Extracted records
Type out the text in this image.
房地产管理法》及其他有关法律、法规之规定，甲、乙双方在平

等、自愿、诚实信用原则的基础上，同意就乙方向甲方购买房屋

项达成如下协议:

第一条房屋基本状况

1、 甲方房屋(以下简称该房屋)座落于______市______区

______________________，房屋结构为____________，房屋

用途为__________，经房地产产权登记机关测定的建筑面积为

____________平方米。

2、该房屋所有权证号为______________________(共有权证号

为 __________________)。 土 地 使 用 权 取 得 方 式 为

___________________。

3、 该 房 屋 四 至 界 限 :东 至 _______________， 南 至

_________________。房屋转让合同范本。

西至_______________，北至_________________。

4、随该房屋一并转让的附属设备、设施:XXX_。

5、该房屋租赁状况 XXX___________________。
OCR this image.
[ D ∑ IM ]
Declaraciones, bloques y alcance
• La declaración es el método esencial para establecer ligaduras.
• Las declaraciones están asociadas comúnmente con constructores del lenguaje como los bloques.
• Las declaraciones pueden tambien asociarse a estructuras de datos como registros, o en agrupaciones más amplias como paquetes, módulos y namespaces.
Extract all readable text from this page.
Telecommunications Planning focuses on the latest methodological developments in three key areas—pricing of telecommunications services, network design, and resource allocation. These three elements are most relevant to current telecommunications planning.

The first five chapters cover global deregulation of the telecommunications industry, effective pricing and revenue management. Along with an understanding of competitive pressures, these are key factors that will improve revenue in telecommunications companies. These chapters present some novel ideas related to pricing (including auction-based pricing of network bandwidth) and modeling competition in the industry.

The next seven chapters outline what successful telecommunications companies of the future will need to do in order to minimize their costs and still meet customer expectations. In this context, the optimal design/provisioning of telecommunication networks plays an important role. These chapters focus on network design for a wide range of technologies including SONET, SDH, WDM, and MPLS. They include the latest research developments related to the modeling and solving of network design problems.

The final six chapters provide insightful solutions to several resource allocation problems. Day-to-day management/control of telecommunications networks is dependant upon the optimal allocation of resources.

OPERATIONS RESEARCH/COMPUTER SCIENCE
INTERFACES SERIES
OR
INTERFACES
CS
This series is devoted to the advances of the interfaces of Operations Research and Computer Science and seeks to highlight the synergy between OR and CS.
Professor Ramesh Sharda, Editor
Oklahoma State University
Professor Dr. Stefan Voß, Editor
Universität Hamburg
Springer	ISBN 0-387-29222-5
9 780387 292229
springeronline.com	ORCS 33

[Set task]: Copy each record from above without leaving any out.

[Written answer]:
Type out the text in this image.
房地产管理法》及其他有关法律、法规之规定，甲、乙双方在平

等、自愿、诚实信用原则的基础上，同意就乙方向甲方购买房屋

项达成如下协议:

第一条房屋基本状况

1、 甲方房屋(以下简称该房屋)座落于______市______区

______________________，房屋结构为____________，房屋

用途为__________，经房地产产权登记机关测定的建筑面积为

____________平方米。

2、该房屋所有权证号为______________________(共有权证号

为 __________________)。 土 地 使 用 权 取 得 方 式 为

___________________。

3、 该 房 屋 四 至 界 限 :东 至 _______________， 南 至

_________________。房屋转让合同范本。

西至_______________，北至_________________。

4、随该房屋一并转让的附属设备、设施:XXX_。

5、该房屋租赁状况 XXX___________________。
OCR this image.
[ D ∑ IM ]
Declaraciones, bloques y alcance
• La declaración es el método esencial para establecer ligaduras.
• Las declaraciones están asociadas comúnmente con constructores del lenguaje como los bloques.
• Las declaraciones pueden tambien asociarse a estructuras de datos como registros, o en agrupaciones más amplias como paquetes, módulos y namespaces.
Extract all readable text from this page.
Telecommunications Planning focuses on the latest methodological developments in three key areas—pricing of telecommunications services, network design, and resource allocation. These three elements are most relevant to current telecommunications planning.

The first five chapters cover global deregulation of the telecommunications industry, effective pricing and revenue management. Along with an understanding of competitive pressures, these are key factors that will improve revenue in telecommunications companies. These chapters present some novel ideas related to pricing (including auction-based pricing of network bandwidth) and modeling competition in the industry.

The next seven chapters outline what successful telecommunications companies of the future will need to do in order to minimize their costs and still meet customer expectations. In this context, the optimal design/provisioning of telecommunication networks plays an important role. These chapters focus on network design for a wide range of technologies including SONET, SDH, WDM, and MPLS. They include the latest research developments related to the modeling and solving of network design problems.

The final six chapters provide insightful solutions to several resource allocation problems. Day-to-day management/control of telecommunications networks is dependant upon the optimal allocation of resources.

OPERATIONS RESEARCH/COMPUTER SCIENCE
INTERFACES SERIES
OR
INTERFACES
CS
This series is devoted to the advances of the interfaces of Operations Research and Computer Science and seeks to highlight the synergy between OR and CS.
Professor Ramesh Sharda, Editor
Oklahoma State University
Professor Dr. Stefan Voß, Editor
Universität Hamburg
Springer	ISBN 0-387-29222-5
9 780387 292229
springeronline.com	ORCS 33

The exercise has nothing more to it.